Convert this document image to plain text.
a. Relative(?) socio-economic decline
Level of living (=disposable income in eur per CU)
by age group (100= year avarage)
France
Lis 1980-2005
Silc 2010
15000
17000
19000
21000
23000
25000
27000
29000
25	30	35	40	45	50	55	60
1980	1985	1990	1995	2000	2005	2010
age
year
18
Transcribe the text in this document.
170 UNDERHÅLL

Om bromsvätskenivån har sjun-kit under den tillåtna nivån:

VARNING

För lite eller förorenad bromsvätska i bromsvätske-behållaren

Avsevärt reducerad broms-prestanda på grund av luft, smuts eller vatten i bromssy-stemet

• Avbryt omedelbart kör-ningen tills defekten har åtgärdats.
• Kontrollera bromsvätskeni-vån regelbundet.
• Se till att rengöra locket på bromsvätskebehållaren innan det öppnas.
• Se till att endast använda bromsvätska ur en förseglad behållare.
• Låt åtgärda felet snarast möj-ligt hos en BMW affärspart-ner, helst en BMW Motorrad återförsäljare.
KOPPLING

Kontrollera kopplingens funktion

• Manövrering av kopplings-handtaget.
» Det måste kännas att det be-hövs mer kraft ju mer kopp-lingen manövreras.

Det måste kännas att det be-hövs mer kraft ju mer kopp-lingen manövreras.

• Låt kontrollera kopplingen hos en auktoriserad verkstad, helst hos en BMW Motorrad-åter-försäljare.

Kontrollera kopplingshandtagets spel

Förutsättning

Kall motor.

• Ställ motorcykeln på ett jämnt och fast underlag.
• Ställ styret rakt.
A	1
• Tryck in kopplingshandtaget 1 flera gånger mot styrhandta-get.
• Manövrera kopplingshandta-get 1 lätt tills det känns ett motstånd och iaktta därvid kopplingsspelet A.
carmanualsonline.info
------------------------------------------------------------------------
Determine how many lines in the records contain "helst", and reply with the number only.

2